(Stored records)
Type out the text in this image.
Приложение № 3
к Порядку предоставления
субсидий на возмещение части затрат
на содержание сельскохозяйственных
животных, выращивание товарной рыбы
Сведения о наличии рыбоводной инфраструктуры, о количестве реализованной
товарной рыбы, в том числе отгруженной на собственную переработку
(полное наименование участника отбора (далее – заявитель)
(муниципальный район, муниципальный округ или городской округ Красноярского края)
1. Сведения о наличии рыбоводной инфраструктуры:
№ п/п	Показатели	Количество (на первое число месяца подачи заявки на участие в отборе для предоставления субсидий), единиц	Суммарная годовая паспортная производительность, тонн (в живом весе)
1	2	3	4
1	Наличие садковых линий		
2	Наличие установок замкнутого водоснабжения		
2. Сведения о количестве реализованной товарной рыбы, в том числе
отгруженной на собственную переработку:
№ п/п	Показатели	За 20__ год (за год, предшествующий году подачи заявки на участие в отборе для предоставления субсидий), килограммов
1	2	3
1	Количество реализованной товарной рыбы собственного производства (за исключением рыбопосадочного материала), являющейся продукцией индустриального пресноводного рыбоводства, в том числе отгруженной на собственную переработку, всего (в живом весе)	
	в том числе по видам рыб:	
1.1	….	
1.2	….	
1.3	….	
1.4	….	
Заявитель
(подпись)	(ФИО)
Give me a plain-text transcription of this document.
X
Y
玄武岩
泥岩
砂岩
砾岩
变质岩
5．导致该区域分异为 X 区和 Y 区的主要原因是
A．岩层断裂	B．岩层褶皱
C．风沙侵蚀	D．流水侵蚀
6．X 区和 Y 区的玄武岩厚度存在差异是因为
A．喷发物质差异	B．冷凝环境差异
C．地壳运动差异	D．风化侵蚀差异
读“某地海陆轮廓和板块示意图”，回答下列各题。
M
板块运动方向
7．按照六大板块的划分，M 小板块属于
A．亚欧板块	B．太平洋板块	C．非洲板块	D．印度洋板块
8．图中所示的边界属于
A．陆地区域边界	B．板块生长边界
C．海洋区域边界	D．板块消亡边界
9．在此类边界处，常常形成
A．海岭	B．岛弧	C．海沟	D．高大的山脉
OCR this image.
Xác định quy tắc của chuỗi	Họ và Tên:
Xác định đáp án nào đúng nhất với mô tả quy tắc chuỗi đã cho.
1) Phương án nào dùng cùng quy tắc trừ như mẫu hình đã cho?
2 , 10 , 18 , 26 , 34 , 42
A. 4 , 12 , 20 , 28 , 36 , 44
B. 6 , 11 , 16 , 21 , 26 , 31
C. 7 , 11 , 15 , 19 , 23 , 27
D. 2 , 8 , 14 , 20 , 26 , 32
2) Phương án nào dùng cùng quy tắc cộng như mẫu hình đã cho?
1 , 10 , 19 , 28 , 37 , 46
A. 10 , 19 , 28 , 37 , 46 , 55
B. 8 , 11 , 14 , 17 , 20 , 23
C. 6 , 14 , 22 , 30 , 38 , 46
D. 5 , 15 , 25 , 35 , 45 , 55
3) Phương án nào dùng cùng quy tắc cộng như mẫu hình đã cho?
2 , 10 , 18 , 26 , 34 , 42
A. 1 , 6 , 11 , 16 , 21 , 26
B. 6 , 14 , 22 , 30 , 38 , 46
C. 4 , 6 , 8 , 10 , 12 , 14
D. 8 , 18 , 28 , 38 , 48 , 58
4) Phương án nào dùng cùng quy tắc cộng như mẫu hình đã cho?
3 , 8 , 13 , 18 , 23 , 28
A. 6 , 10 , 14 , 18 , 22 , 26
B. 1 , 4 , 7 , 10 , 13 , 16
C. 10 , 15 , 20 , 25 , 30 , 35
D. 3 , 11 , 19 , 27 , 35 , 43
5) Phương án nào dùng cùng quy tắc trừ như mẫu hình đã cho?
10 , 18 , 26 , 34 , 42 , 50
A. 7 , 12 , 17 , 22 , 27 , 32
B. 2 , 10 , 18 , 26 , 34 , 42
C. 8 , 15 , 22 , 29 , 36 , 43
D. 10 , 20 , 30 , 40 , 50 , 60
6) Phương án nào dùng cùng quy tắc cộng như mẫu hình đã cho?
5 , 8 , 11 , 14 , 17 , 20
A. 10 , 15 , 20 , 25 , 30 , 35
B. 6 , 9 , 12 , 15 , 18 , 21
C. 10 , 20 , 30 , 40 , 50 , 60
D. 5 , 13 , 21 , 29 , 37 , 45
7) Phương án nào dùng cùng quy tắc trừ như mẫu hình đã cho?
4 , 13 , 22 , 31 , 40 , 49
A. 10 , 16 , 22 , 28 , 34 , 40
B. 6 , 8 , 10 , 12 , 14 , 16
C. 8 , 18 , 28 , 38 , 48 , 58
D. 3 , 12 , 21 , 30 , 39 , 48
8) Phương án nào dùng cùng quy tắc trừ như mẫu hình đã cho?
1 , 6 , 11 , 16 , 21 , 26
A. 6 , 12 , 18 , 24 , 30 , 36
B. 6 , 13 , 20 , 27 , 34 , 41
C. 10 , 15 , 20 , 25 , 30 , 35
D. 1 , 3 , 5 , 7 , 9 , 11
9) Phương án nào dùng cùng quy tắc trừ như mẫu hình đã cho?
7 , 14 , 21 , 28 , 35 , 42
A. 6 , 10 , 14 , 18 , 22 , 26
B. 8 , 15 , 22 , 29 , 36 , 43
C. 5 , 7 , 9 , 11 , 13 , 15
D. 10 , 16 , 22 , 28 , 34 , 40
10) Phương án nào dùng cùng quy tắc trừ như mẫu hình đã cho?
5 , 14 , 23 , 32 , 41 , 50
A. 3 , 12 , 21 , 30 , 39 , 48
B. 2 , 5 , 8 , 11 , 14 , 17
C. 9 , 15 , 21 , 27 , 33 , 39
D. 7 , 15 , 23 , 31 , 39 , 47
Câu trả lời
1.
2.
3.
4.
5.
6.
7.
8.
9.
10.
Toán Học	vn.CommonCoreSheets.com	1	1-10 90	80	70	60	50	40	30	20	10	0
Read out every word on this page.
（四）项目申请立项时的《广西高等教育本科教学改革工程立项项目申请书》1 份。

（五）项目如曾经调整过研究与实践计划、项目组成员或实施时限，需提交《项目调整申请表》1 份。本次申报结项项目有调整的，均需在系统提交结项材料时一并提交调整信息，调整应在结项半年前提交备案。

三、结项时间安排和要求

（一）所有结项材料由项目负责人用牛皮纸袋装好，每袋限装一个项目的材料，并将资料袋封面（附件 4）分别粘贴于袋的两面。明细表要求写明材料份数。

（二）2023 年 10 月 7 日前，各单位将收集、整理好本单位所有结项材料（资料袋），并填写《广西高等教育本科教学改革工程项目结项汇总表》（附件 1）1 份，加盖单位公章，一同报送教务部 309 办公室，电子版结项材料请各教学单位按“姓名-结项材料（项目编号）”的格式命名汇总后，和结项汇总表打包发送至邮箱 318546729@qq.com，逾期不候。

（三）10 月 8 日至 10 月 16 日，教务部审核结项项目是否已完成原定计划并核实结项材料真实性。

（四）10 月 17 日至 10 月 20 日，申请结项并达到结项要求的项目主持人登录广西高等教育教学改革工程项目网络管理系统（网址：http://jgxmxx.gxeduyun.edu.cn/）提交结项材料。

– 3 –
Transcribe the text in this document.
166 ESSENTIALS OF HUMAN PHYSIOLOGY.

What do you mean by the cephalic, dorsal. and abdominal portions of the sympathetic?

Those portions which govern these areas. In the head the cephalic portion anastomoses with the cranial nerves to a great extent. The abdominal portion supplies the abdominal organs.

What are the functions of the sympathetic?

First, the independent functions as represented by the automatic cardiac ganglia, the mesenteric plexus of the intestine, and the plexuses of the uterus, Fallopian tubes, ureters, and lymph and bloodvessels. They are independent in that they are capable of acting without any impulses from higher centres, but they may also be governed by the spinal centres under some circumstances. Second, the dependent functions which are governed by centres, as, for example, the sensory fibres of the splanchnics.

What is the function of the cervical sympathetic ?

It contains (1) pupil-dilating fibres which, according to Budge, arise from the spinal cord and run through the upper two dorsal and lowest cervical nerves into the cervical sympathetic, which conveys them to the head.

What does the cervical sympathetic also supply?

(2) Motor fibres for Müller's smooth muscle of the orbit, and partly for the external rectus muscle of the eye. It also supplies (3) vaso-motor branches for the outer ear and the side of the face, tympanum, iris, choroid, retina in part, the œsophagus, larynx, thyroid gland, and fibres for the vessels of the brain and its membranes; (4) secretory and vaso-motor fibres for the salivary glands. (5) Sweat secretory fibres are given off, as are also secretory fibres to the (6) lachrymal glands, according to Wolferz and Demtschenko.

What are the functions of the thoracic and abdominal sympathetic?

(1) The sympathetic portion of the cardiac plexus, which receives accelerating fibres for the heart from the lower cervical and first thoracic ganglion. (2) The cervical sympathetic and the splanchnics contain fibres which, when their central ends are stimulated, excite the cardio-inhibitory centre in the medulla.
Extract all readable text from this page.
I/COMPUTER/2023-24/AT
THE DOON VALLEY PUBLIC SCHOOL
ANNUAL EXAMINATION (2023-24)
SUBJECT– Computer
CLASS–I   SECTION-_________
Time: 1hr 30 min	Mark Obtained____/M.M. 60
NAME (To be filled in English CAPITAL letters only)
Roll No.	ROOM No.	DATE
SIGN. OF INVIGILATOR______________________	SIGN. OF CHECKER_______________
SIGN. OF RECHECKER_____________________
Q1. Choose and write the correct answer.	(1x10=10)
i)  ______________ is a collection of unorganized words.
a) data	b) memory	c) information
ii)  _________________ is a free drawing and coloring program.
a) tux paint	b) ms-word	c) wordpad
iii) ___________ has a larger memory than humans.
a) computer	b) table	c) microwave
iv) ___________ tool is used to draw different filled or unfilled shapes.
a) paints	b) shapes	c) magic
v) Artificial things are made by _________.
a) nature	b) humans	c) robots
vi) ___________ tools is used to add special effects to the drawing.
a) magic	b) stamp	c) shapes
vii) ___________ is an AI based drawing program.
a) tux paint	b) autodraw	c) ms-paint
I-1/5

### Task goal
In the records above, find each line with the word "Наличие" and copy it.

### Exercise solution
1	Наличие садковых линий		
2	Наличие установок замкнутого водоснабжения		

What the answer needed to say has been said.